═════ Material for the task
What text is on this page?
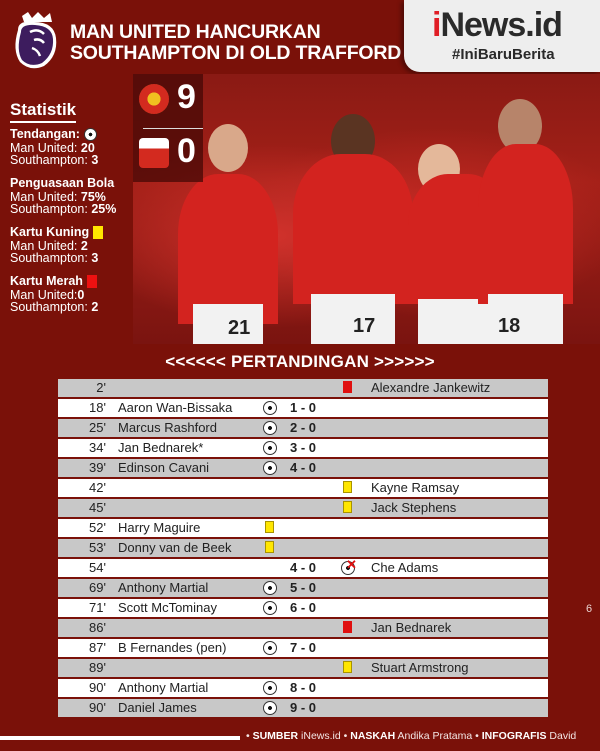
MAN UNITED HANCURKAN
SOUTHAMPTON DI OLD TRAFFORD
iNews.id
#IniBaruBerita
Statistik
Tendangan:
Man United: 20
Southampton: 3
Penguasaan Bola
Man United: 75%
Southampton: 25%
Kartu Kuning
Man United: 2
Southampton: 3
Kartu Merah
Man United:0
Southampton: 2
21	17	18
9
0
<<<<<< PERTANDINGAN >>>>>>
2'	Alexandre Jankewitz
18' Aaron Wan-Bissaka	1 - 0
25' Marcus Rashford	2 - 0
34' Jan Bednarek*	3 - 0
39' Edinson Cavani	4 - 0
42'	Kayne Ramsay
45'	Jack Stephens
52' Harry Maguire
53' Donny van de Beek
54'	4 - 0 ✕ Che Adams
69' Anthony Martial	5 - 0
71' Scott McTominay	6 - 0
86'	Jan Bednarek
87' B Fernandes (pen)	7 - 0
89'	Stuart Armstrong
90' Anthony Martial	8 - 0
90' Daniel James	9 - 0
6
• SUMBER iNews.id • NASKAH Andika Pratama • INFOGRAFIS David
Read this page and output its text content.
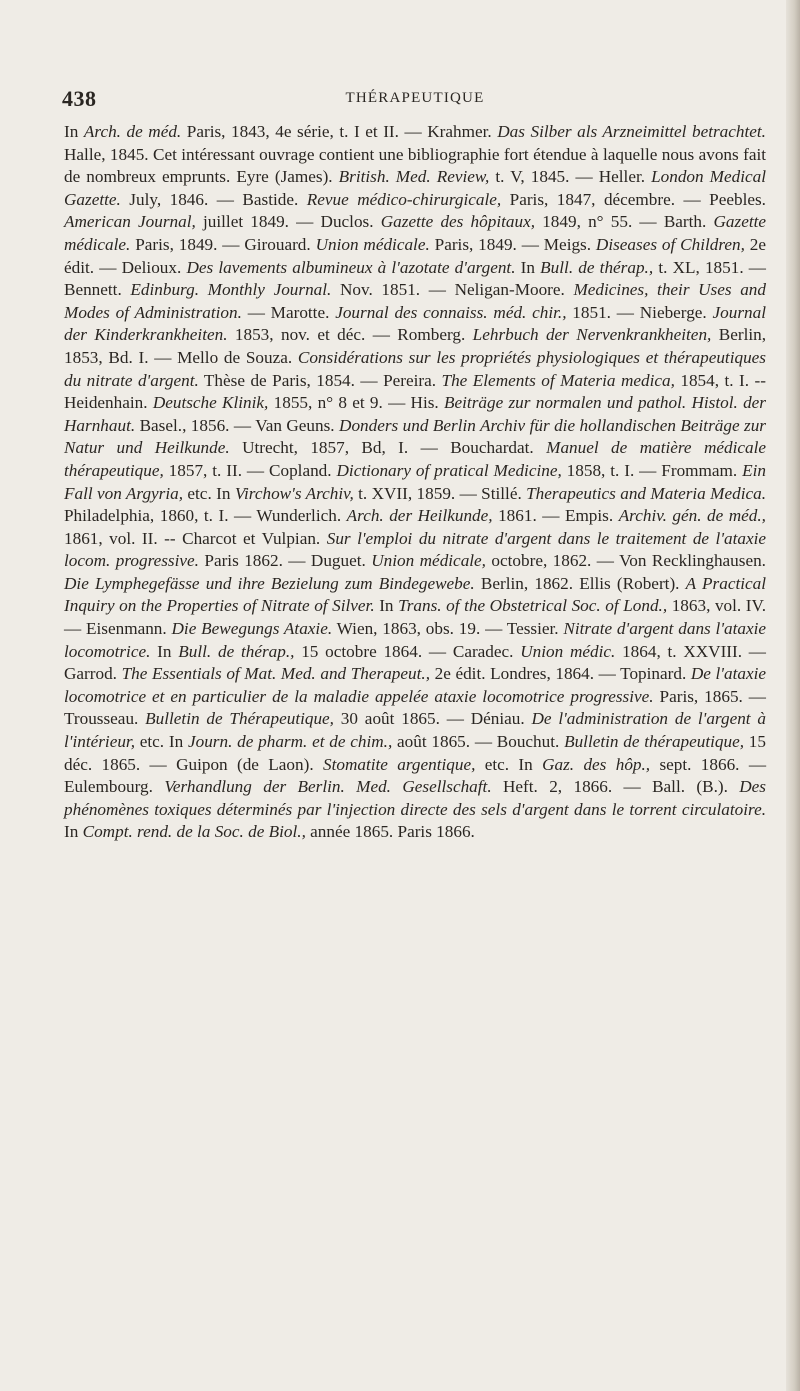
438	THÉRAPEUTIQUE
In Arch. de méd. Paris, 1843, 4e série, t. I et II. — Krahmer. Das Silber als Arzneimittel betrachtet. Halle, 1845. Cet intéressant ouvrage contient une bibliographie fort étendue à laquelle nous avons fait de nombreux emprunts. Eyre (James). British. Med. Review, t. V, 1845. — Heller. London Medical Gazette. July, 1846. — Bastide. Revue médico-chirurgicale, Paris, 1847, décembre. — Peebles. American Journal, juillet 1849. — Duclos. Gazette des hôpitaux, 1849, n° 55. — Barth. Gazette médicale. Paris, 1849. — Girouard. Union médicale. Paris, 1849. — Meigs. Diseases of Children, 2e édit. — Delioux. Des lavements albumineux à l'azotate d'argent. In Bull. de thérap., t. XL, 1851. — Bennett. Edinburg. Monthly Journal. Nov. 1851. — Neligan-Moore. Medicines, their Uses and Modes of Administration. — Marotte. Journal des connaiss. méd. chir., 1851. — Nieberge. Journal der Kinderkrankheiten. 1853, nov. et déc. — Romberg. Lehrbuch der Nervenkrankheiten, Berlin, 1853, Bd. I. — Mello de Souza. Considérations sur les propriétés physiologiques et thérapeutiques du nitrate d'argent. Thèse de Paris, 1854. — Pereira. The Elements of Materia medica, 1854, t. I. -- Heidenhain. Deutsche Klinik, 1855, n° 8 et 9. — His. Beiträge zur normalen und pathol. Histol. der Harnhaut. Basel., 1856. — Van Geuns. Donders und Berlin Archiv für die hollandischen Beiträge zur Natur und Heilkunde. Utrecht, 1857, Bd, I. — Bouchardat. Manuel de matière médicale thérapeutique, 1857, t. II. — Copland. Dictionary of pratical Medicine, 1858, t. I. — Frommam. Ein Fall von Argyria, etc. In Virchow's Archiv, t. XVII, 1859. — Stillé. Therapeutics and Materia Medica. Philadelphia, 1860, t. I. — Wunderlich. Arch. der Heilkunde, 1861. — Empis. Archiv. gén. de méd., 1861, vol. II. -- Charcot et Vulpian. Sur l'emploi du nitrate d'argent dans le traitement de l'ataxie locom. progressive. Paris 1862. — Duguet. Union médicale, octobre, 1862. — Von Recklinghausen. Die Lymphegefässe und ihre Bezielung zum Bindegewebe. Berlin, 1862. Ellis (Robert). A Practical Inquiry on the Properties of Nitrate of Silver. In Trans. of the Obstetrical Soc. of Lond., 1863, vol. IV. — Eisenmann. Die Bewegungs Ataxie. Wien, 1863, obs. 19. — Tessier. Nitrate d'argent dans l'ataxie locomotrice. In Bull. de thérap., 15 octobre 1864. — Caradec. Union médic. 1864, t. XXVIII. — Garrod. The Essentials of Mat. Med. and Therapeut., 2e édit. Londres, 1864. — Topinard. De l'ataxie locomotrice et en particulier de la maladie appelée ataxie locomotrice progressive. Paris, 1865. — Trousseau. Bulletin de Thérapeutique, 30 août 1865. — Déniau. De l'administration de l'argent à l'intérieur, etc. In Journ. de pharm. et de chim., août 1865. — Bouchut. Bulletin de thérapeutique, 15 déc. 1865. — Guipon (de Laon). Stomatite argentique, etc. In Gaz. des hôp., sept. 1866. — Eulembourg. Verhandlung der Berlin. Med. Gesellschaft. Heft. 2, 1866. — Ball. (B.). Des phénomènes toxiques déterminés par l'injection directe des sels d'argent dans le torrent circulatoire. In Compt. rend. de la Soc. de Biol., année 1865. Paris 1866.
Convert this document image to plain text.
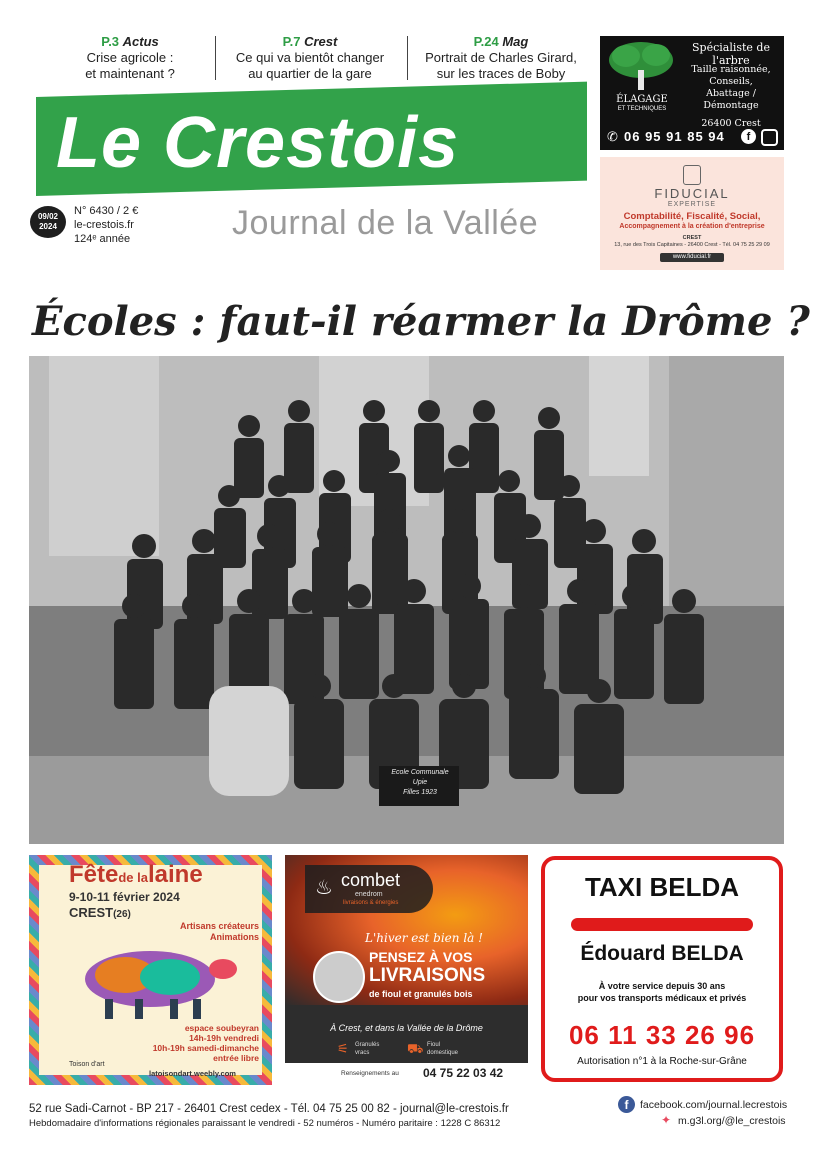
P.3 Actus
Crise agricole :
et maintenant ?
P.7 Crest
Ce qui va bientôt changer
au quartier de la gare
P.24 Mag
Portrait de Charles Girard,
sur les traces de Boby
Le Crestois
Journal de la Vallée
09/02
2024
N° 6430 / 2 €
le-crestois.fr
124ᵉ année
ÉLAGAGE
ET TECHNIQUES
Spécialiste de l'arbre
Taille raisonnée,
Conseils,
Abattage / Démontage
26400 Crest
✆ 06 95 91 85 94	f
FIDUCIAL
EXPERTISE
Comptabilité, Fiscalité, Social,
Accompagnement à la création d'entreprise
CREST
13, rue des Trois Capitaines - 26400 Crest - Tél. 04 75 25 29 09
www.fiducial.fr
Écoles : faut-il réarmer la Drôme ?
Ecole Communale
Upie
Filles 1923
Fêtede lalaine
9-10-11 février 2024
CREST(26)
Artisans créateurs
Animations
espace soubeyran
14h-19h vendredi
10h-19h samedi-dimanche
entrée libre
Toison d'art
latoisondart.weebly.com
♨ combet
enedrom
livraisons & énergies
L'hiver est bien là !
PENSEZ À VOS
LIVRAISONS
de fioul et granulés bois
À Crest, et dans la Vallée de la Drôme
⚟ Granulés
vracs	⛟ Fioul
domestique
Renseignements au 04 75 22 03 42
TAXI BELDA
Édouard BELDA
À votre service depuis 30 ans
pour vos transports médicaux et privés
06 11 33 26 96
Autorisation n°1 à la Roche-sur-Grâne
52 rue Sadi-Carnot - BP 217 - 26401 Crest cedex - Tél. 04 75 25 00 82 - journal@le-crestois.fr
Hebdomadaire d'informations régionales paraissant le vendredi - 52 numéros - Numéro paritaire : 1228 C 86312
f	facebook.com/journal.lecrestois
✦ m.g3l.org/@le_crestois
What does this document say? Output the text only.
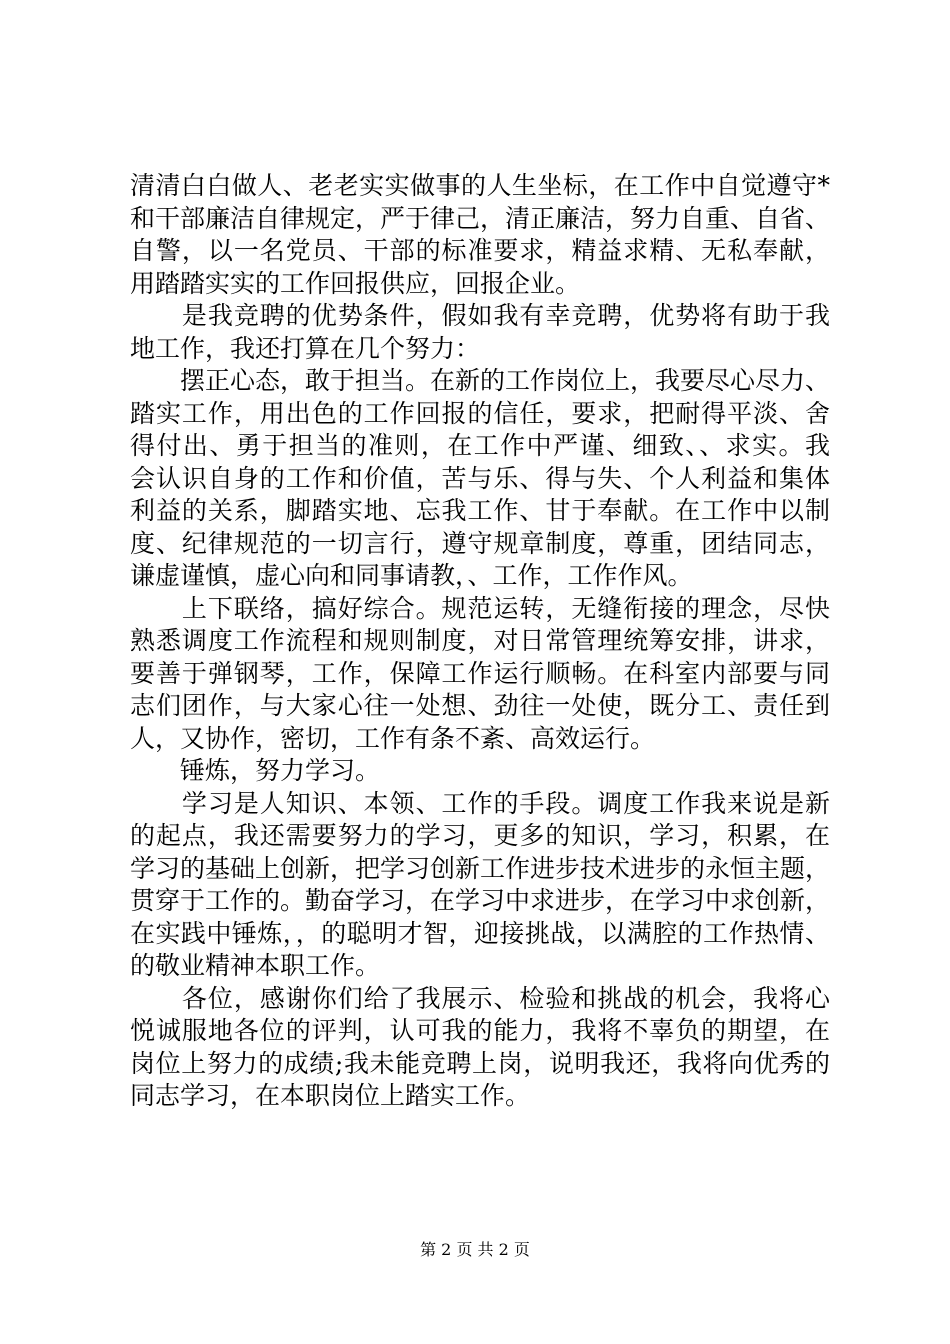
清清白白做人、老老实实做事的人生坐标，在工作中自觉遵守*
和干部廉洁自律规定，严于律己，清正廉洁，努力自重、自省、
自警，以一名党员、干部的标准要求，精益求精、无私奉献，
用踏踏实实的工作回报供应，回报企业。
　　是我竞聘的优势条件，假如我有幸竞聘，优势将有助于我
地工作，我还打算在几个努力：
　　摆正心态，敢于担当。在新的工作岗位上，我要尽心尽力、
踏实工作，用出色的工作回报的信任，要求，把耐得平淡、舍
得付出、勇于担当的准则，在工作中严谨、细致、、求实。我
会认识自身的工作和价值，苦与乐、得与失、个人利益和集体
利益的关系，脚踏实地、忘我工作、甘于奉献。在工作中以制
度、纪律规范的一切言行，遵守规章制度，尊重，团结同志，
谦虚谨慎，虚心向和同事请教，、工作，工作作风。
　　上下联络，搞好综合。规范运转，无缝衔接的理念，尽快
熟悉调度工作流程和规则制度，对日常管理统筹安排，讲求，
要善于弹钢琴，工作，保障工作运行顺畅。在科室内部要与同
志们团作，与大家心往一处想、劲往一处使，既分工、责任到
人，又协作，密切，工作有条不紊、高效运行。
　　锤炼，努力学习。
　　学习是人知识、本领、工作的手段。调度工作我来说是新
的起点，我还需要努力的学习，更多的知识，学习，积累，在
学习的基础上创新，把学习创新工作进步技术进步的永恒主题，
贯穿于工作的。勤奋学习，在学习中求进步，在学习中求创新，
在实践中锤炼，，的聪明才智，迎接挑战，以满腔的工作热情、
的敬业精神本职工作。
　　各位，感谢你们给了我展示、检验和挑战的机会，我将心
悦诚服地各位的评判，认可我的能力，我将不辜负的期望，在
岗位上努力的成绩;我未能竞聘上岗，说明我还，我将向优秀的
同志学习，在本职岗位上踏实工作。
第 2 页 共 2 页
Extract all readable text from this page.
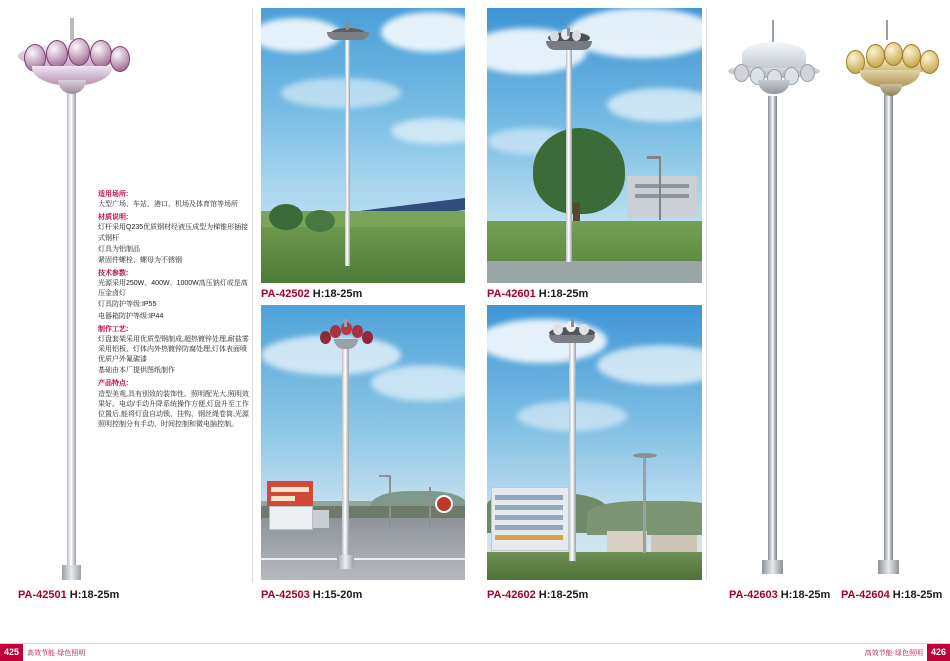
适用场所:

大型广场、车站、港口、机场及体育馆等场所

材质说明:

灯杆采用Q235优质钢材经液压成型为梯锥形插接式钢杆

灯具为铝制品

紧固件螺栓、螺母为不锈钢

技术参数:

光源采用250W、400W、1000W高压钠灯或是高压金卤灯

灯具防护等级:IP55

电器箱防护等级:IP44

制作工艺:

灯盘套架采用优质型钢制成,超热镀锌处理,耐盐雾采用铝板、灯体内外热镀锌防腐处理,灯体表面喷优质户外氟碳漆

基础由本厂提供图纸制作

产品特点:

造型美观,具有别致的装饰性。照明配光大,照明效果好。电动/手动升降系统操作方便,灯盘升至工作位置后,能将灯盘自动锁、挂钩、钢丝绳卷筒,光源照明控制分有手动、时间控制和微电脑控制。

PA-42501 H:18-25m
PA-42502 H:18-25m	PA-42601 H:18-25m
PA-42503 H:15-20m	PA-42602 H:18-25m	PA-42603 H:18-25m PA-42604 H:18-25m
425	高效节能·绿色照明	高效节能·绿色照明 426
══════════
Task details: Look above for every line with the word "Martial" and copy it.

Exercise output:
69' Anthony Martial	5 - 0
90' Anthony Martial	8 - 0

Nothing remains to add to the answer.